En mai 1889, en marge de l'Exposition universelle à Paris, Émile Schuffenecker présente au café Volpini l'exposition du « Groupe impressionniste et synthétiste ». Cette première manifestation du groupe de Pont-Aven permet la diffusion de ses concepts artistiques. A partir de l'été 1889, Gauguin et Sérusier sont à nouveau en Bretagne mais délaissent Pont- Aven pour l'auberge de Marie Henry (dite Marie Poupée) au Pouldu. Ils sont bientôt rejoints par Filiger, Meijer De Haan, puis l'année suivante par Slewinski, Henry Moret, Maxime Maufra et Émile Dezaunay. Comme à la pension Gloanec, ils y vivent en communauté dans un esprit d'émulation permanente.

Fortune critique de l'école de Pont-Aven

Dans un article paru en mars 1891 dans « Le Mercure de France », le critique d'art Albert Aurier sacre Gauguin « père du Synthétisme ». Émile Bernard, fâché de ne pas être reconnu, cesse toute relation avec Gauguin. Il s'éloigne du style synthétique tout en entreprenant, tout le reste de sa vie, à s'en faire reconnaître comme l'initiateur. Il se tourne alors vers un style classicisant. Symboliste, nabi, véritable théoricien de l'art moderne, Maurice Denis développe par ses créations l'héritage laissé par Paul Gauguin. Les leçons du Synthétisme transparaissent et rappellent, dans une partie de son travail, le tournant pictural qui s'est fait jour à partir de Pont-Aven. L'artiste retraite et personnalise, jusqu'à la théorisation, l'usage de grands aplats de couleurs et la simplification des formes.


Le 1er avril 1891, Gauguin embarque pour Tahiti : « Je pars pour être tranquille, pour être débarrassé de l'influence de la civilisation. Je ne veux faire que de l'art très simple, pour cela, j'ai besoin de me retremper dans la nature vierge, de ne voir que des sauvages, de vivre leur vie, sans autre préoccupation que de rendre, comme le ferait un enfant, les conceptions de mon cerveau avec l'aide seulement des moyens d'art primitif, les seuls bons, les seuls vrais ». Après Papeete (Tahiti), il s'installe à Mataiea (Tahiti) mais malgré une production artistique intense, il souffre de ne rien vendre. Il rentre en France le 30 août 1892.

L'adieu de Gauguin à Pont-Aven


En avril 1894, Gauguin entame son 5e et dernier voyage à Pont-Aven avec sa compagne Annah la Javanaise. Il retrouve à la pension Gloanec son cercle d'amis. Alfred Jarry s'y trouve au même moment et recopie dans le livre d'or trois poèmes en hommage à ses tableaux tahitiens. Mais Gauguin n'a plus qu'une idée en tête : quitter l'Europe pour s'installer définitivement à Tahiti. « J'ai pris une résolution, celle de m'en aller vivre pour toujours en Océanie. Je rentrerai à Paris en décembre pour m'occuper exclusivement de vendre tout mon bazar à n'importe quel prix ... Je pourrai alors finir mes jours libre et tranquille sans le souci du lendemain et sans l'éternelle lutte contre les imbéciles ».

.....

EXERCICE COURT 1 -
D'après l'extrait sur l'école de Pont-Aven, à quelle date Gauguin rentre-t-il en France après son départ pour Tahiti en 1891 ?
EXERCICE COURT 2 -
Reproduisez à l'identique le passage de l'extrait sur l'école de Pont-Aven qui débute aux mots « En mai 1889, en » et s'achève après « esprit d'émulation permanente. ».

.....

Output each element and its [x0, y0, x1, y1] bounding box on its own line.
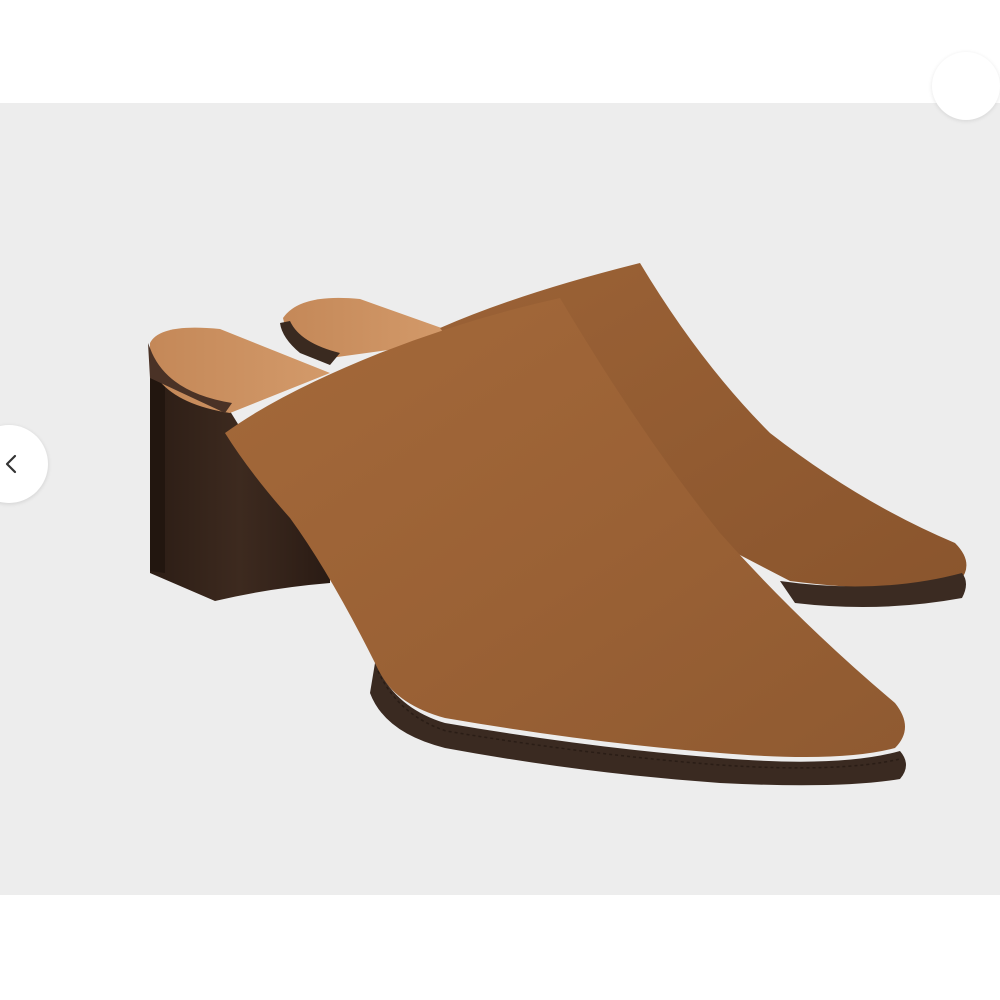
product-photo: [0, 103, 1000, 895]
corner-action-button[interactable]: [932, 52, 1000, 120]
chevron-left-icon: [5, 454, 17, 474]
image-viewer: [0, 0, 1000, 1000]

.....

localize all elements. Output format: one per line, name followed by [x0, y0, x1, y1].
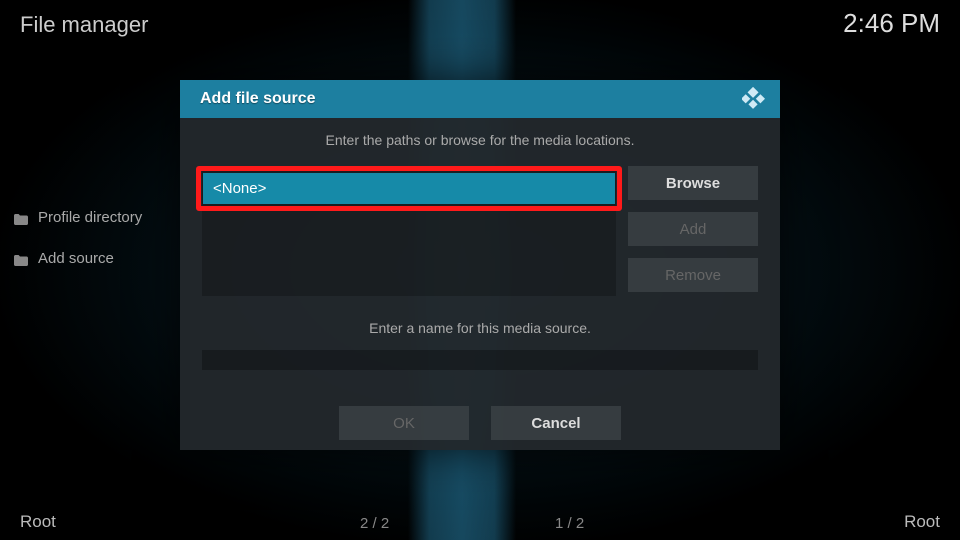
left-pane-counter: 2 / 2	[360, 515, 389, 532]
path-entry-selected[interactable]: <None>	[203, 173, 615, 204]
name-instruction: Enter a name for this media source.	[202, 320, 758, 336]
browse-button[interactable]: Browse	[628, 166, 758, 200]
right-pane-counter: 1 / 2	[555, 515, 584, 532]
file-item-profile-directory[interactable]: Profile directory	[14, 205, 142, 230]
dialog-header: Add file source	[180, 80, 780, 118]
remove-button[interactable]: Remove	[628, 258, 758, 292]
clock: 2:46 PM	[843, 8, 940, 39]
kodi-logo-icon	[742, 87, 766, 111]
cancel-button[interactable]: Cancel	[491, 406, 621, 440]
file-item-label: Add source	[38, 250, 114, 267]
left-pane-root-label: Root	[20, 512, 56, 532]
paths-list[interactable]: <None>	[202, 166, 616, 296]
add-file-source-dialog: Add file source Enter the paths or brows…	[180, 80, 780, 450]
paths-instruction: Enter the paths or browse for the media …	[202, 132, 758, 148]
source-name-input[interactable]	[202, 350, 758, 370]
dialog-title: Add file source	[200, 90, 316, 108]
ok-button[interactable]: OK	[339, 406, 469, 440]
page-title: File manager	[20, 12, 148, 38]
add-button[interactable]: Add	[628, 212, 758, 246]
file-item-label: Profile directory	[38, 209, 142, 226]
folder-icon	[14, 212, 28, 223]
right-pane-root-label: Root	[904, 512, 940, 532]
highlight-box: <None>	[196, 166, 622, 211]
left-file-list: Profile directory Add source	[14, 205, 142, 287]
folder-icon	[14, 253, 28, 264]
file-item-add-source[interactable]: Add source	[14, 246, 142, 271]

.....

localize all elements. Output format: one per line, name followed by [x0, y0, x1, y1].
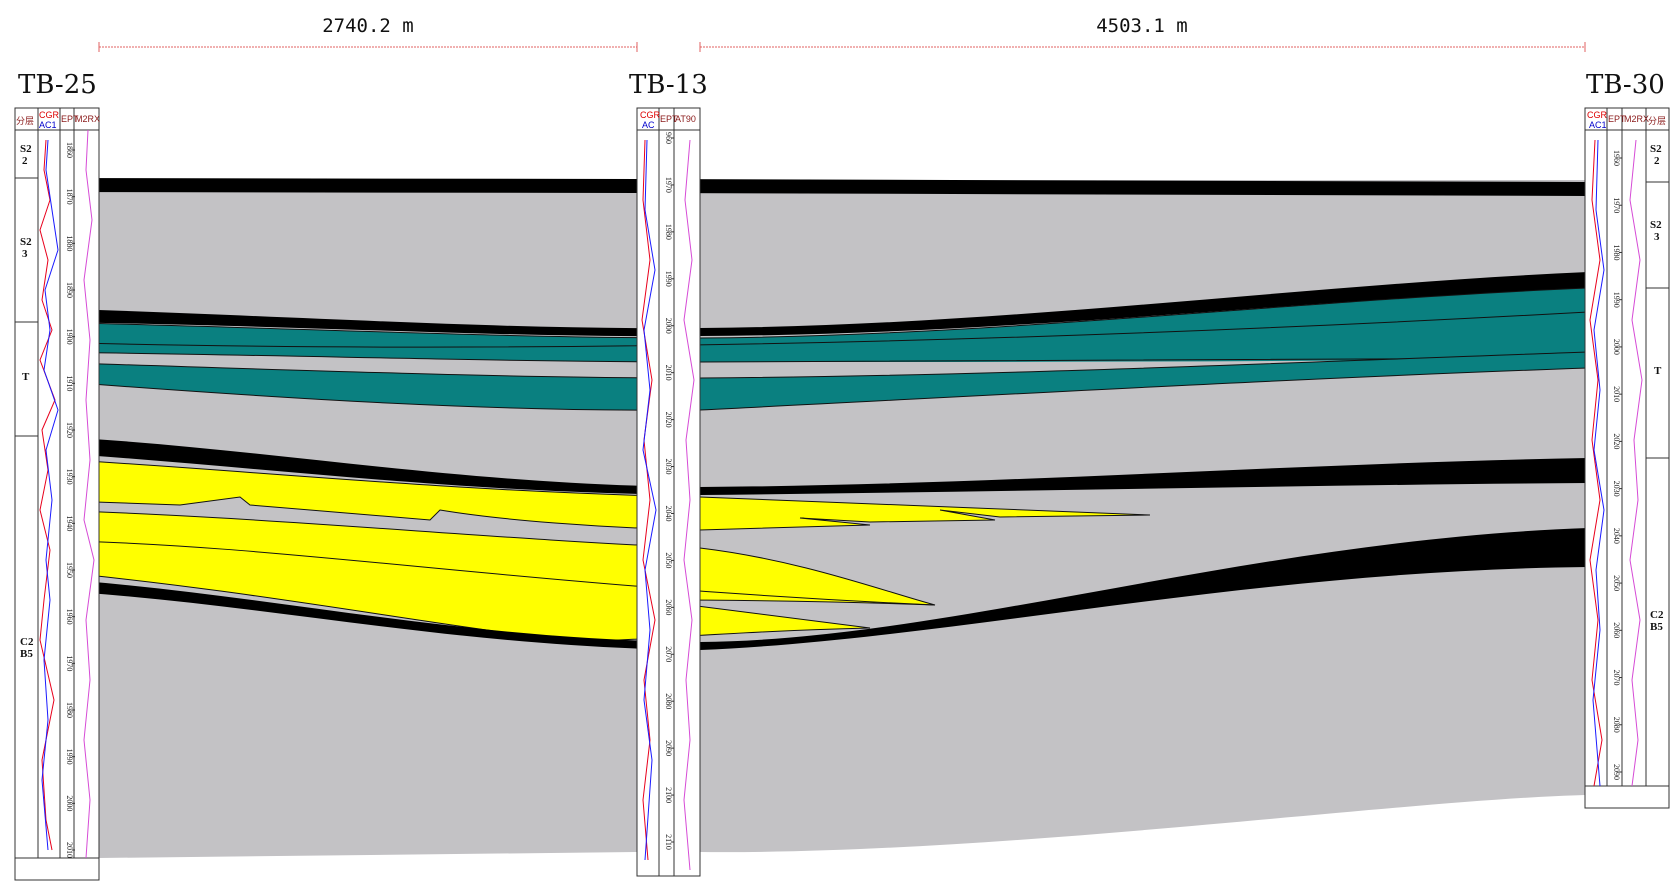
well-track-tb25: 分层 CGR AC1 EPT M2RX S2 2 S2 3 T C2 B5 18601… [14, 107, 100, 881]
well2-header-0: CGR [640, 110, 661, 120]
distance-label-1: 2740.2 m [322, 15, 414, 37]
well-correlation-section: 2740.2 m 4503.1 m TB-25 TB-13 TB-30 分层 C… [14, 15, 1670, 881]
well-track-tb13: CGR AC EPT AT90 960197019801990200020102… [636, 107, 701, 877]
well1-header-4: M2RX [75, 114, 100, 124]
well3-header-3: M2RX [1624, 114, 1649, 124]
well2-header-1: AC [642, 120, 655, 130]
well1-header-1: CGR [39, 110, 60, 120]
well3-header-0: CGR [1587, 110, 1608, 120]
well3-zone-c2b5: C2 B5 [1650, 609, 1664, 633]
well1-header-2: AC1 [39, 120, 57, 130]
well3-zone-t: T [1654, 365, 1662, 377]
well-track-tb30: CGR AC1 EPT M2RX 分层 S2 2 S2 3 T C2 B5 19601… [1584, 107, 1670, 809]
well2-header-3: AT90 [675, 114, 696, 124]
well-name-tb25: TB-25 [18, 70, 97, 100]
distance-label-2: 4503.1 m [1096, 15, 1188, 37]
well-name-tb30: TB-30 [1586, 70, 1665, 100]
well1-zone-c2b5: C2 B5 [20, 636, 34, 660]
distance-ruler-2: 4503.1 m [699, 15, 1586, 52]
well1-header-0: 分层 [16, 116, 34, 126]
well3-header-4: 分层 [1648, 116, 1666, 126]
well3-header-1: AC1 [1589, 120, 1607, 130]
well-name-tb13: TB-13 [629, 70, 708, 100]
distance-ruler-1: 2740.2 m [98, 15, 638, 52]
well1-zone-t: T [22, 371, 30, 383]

.....

SOLUTION 1 -
Le 30 août 1892.

SOLUTION 2 -
En mai 1889, en marge de l'Exposition universelle à Paris, Émile Schuffenecker présente au café Volpini l'exposition du « Groupe impressionniste et synthétiste ». Cette première manifestation du groupe de Pont-Aven permet la diffusion de ses concepts artistiques. A partir de l'été 1889, Gauguin et Sérusier sont à nouveau en Bretagne mais délaissent Pont- Aven pour l'auberge de Marie Henry (dite Marie Poupée) au Pouldu. Ils sont bientôt rejoints par Filiger, Meijer De Haan, puis l'année suivante par Slewinski, Henry Moret, Maxime Maufra et Émile Dezaunay. Comme à la pension Gloanec, ils y vivent en communauté dans un esprit d'émulation permanente.